Dataset items

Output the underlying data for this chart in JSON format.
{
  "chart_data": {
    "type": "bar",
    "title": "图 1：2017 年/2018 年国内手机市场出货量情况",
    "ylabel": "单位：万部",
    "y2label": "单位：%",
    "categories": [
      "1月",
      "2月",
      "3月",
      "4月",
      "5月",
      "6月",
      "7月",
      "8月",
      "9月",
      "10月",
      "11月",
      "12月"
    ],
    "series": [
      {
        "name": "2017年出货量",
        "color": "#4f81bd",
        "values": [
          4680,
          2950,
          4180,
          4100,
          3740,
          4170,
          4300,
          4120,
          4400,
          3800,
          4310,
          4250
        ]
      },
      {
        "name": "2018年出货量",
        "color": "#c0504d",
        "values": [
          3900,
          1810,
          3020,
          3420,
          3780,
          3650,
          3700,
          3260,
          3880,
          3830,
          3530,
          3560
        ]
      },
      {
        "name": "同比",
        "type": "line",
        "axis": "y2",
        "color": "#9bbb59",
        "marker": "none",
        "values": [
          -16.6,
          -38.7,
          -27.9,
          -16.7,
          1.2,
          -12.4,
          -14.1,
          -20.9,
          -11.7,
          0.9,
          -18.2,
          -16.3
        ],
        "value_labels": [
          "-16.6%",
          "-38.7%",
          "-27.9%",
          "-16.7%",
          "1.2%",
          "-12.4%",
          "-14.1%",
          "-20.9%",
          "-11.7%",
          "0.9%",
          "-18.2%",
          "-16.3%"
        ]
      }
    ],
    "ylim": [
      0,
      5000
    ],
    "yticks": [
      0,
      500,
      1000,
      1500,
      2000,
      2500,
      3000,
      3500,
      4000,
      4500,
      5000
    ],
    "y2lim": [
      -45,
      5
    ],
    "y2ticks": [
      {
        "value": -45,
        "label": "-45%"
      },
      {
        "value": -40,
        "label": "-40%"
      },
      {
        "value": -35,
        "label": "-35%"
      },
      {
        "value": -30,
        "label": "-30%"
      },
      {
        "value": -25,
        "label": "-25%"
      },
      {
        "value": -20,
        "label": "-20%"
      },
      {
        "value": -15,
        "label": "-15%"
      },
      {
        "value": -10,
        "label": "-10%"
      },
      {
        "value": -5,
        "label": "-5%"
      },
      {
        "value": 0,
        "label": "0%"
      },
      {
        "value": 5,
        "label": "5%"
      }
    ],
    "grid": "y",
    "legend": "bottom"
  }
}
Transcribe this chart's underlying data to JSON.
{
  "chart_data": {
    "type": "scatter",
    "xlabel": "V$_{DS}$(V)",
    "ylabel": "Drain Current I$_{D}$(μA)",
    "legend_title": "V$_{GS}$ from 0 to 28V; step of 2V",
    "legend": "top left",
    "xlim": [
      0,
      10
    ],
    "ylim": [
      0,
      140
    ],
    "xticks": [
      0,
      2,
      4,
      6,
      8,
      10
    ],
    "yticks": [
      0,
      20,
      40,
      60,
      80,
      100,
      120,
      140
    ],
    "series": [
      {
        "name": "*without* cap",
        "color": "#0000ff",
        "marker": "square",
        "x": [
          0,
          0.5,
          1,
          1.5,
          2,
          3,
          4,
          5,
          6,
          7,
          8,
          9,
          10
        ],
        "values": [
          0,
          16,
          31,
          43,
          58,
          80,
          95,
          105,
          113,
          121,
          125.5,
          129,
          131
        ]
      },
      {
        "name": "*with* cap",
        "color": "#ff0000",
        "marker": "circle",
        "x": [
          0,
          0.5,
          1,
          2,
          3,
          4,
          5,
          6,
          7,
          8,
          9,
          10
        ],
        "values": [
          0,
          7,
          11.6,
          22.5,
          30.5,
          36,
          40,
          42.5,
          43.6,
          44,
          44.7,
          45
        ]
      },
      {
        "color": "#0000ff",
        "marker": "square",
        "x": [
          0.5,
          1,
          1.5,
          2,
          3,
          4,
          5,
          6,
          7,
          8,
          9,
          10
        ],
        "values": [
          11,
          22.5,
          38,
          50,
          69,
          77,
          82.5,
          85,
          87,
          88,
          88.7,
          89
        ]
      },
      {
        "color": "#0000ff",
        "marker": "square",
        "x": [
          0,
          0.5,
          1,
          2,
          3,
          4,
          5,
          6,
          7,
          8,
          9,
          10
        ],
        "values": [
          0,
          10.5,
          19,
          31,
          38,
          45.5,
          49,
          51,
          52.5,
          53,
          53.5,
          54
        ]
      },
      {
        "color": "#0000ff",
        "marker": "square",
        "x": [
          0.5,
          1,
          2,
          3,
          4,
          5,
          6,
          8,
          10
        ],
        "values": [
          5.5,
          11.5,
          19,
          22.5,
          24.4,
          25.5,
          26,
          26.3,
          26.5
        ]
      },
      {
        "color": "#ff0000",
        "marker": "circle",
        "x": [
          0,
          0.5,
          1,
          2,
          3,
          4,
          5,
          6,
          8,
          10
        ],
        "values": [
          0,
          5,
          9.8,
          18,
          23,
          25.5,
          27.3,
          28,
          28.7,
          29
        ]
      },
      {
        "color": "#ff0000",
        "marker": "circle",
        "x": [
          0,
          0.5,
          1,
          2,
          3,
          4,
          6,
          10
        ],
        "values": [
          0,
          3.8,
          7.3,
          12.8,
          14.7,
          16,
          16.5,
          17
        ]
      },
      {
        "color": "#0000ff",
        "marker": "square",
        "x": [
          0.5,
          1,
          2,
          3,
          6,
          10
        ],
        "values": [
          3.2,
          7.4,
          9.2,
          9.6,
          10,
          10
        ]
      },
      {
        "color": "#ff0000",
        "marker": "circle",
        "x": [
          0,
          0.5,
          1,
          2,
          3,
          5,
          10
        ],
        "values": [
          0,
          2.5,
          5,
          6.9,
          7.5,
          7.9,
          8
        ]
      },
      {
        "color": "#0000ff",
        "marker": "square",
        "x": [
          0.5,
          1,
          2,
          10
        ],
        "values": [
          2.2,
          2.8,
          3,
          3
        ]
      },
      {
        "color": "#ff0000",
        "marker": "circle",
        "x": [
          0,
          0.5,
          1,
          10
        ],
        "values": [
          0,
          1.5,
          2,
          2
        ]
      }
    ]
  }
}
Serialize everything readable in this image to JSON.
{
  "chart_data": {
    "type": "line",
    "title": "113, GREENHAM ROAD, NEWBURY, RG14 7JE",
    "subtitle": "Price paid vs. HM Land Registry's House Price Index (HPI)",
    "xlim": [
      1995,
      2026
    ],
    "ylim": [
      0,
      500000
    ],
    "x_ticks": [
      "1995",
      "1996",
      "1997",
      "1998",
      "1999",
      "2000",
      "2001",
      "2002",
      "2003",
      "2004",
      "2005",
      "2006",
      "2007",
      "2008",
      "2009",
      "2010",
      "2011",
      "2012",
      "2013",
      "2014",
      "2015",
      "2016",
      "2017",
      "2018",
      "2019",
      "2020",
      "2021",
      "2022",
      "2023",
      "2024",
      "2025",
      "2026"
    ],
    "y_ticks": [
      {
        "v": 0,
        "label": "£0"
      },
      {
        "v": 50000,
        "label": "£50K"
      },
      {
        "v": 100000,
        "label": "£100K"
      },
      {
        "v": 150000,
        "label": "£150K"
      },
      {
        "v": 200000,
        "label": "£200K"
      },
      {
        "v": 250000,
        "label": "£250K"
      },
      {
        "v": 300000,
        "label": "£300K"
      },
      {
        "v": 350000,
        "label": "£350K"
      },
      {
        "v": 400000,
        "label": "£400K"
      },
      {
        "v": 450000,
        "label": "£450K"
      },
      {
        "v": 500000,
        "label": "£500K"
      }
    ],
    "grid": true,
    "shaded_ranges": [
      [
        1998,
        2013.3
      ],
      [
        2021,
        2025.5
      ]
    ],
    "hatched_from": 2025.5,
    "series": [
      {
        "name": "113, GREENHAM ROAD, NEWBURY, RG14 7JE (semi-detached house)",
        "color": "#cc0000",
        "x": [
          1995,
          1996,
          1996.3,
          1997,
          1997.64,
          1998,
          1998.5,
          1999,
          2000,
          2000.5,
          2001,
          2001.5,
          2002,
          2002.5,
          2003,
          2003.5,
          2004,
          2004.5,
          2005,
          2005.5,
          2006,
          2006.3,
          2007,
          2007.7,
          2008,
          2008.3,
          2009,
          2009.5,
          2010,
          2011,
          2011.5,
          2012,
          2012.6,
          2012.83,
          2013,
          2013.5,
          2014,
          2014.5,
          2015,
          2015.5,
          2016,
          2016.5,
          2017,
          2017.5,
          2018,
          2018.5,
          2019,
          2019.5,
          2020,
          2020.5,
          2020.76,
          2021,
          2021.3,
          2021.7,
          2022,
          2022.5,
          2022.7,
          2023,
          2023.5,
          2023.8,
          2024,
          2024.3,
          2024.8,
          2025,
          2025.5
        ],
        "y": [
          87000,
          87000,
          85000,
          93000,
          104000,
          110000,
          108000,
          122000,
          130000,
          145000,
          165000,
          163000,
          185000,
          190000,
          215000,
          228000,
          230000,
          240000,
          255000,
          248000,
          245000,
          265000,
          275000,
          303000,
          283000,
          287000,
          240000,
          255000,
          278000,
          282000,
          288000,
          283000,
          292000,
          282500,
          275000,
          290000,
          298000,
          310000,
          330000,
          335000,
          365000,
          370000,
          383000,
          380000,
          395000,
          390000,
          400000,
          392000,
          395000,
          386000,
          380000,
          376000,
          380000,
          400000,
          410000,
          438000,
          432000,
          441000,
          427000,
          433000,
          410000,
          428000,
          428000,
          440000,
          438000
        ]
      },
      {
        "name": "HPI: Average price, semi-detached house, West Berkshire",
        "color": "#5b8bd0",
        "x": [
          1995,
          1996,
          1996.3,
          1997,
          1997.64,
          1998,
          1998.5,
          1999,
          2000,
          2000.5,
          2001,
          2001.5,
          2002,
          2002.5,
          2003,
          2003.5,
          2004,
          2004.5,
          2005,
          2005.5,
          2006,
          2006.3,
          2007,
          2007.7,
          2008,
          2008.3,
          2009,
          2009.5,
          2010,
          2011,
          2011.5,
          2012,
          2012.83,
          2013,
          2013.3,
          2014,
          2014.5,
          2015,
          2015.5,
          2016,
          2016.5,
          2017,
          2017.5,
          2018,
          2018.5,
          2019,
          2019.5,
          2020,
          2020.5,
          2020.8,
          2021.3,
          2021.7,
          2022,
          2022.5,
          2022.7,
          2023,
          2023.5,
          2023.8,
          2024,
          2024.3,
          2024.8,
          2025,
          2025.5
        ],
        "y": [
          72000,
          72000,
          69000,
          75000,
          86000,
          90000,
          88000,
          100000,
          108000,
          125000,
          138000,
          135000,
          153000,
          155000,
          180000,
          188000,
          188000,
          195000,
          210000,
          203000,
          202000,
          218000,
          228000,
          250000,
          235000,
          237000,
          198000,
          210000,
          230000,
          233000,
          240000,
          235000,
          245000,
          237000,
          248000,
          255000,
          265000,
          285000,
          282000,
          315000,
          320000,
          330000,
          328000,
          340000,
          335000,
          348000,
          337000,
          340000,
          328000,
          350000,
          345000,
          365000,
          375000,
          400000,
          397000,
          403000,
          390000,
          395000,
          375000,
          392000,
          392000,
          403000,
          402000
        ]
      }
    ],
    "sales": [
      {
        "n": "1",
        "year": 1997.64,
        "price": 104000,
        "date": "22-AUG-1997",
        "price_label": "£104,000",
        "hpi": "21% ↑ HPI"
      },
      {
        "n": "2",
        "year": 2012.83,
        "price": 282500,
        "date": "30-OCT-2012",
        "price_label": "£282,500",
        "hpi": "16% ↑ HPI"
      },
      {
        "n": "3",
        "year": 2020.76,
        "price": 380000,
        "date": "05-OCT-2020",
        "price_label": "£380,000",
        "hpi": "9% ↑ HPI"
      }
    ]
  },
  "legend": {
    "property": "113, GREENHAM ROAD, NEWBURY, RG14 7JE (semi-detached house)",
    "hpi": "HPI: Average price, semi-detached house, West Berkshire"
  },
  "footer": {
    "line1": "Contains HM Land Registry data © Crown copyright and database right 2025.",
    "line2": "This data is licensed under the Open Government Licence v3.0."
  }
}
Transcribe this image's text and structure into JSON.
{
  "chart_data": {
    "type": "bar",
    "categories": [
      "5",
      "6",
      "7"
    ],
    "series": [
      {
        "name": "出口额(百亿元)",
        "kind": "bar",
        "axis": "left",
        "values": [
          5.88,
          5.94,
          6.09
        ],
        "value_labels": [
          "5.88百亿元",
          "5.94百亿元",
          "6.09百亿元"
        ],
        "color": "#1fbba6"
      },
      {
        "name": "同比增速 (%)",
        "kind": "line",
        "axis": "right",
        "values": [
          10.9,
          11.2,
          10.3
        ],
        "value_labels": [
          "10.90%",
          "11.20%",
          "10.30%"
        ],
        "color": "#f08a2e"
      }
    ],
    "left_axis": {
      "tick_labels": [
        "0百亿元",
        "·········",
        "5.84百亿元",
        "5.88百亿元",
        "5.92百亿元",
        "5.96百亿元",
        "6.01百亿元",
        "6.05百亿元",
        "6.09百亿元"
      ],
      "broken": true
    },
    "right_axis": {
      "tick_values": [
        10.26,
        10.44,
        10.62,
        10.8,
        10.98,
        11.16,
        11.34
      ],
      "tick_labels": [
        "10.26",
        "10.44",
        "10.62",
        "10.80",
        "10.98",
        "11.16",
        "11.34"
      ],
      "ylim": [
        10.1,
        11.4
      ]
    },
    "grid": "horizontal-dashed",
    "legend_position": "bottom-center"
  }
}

◆ **TO BE DONE**: Quote verbatim the line containing "Transcribe this image's" and every line after it through the end of the records above.

◆ **THE REPLY**:
Transcribe this image's text and structure into JSON.
{
  "chart_data": {
    "type": "bar",
    "categories": [
      "5",
      "6",
      "7"
    ],
    "series": [
      {
        "name": "出口额(百亿元)",
        "kind": "bar",
        "axis": "left",
        "values": [
          5.88,
          5.94,
          6.09
        ],
        "value_labels": [
          "5.88百亿元",
          "5.94百亿元",
          "6.09百亿元"
        ],
        "color": "#1fbba6"
      },
      {
        "name": "同比增速 (%)",
        "kind": "line",
        "axis": "right",
        "values": [
          10.9,
          11.2,
          10.3
        ],
        "value_labels": [
          "10.90%",
          "11.20%",
          "10.30%"
        ],
        "color": "#f08a2e"
      }
    ],
    "left_axis": {
      "tick_labels": [
        "0百亿元",
        "·········",
        "5.84百亿元",
        "5.88百亿元",
        "5.92百亿元",
        "5.96百亿元",
        "6.01百亿元",
        "6.05百亿元",
        "6.09百亿元"
      ],
      "broken": true
    },
    "right_axis": {
      "tick_values": [
        10.26,
        10.44,
        10.62,
        10.8,
        10.98,
        11.16,
        11.34
      ],
      "tick_labels": [
        "10.26",
        "10.44",
        "10.62",
        "10.80",
        "10.98",
        "11.16",
        "11.34"
      ],
      "ylim": [
        10.1,
        11.4
      ]
    },
    "grid": "horizontal-dashed",
    "legend_position": "bottom-center"
  }
}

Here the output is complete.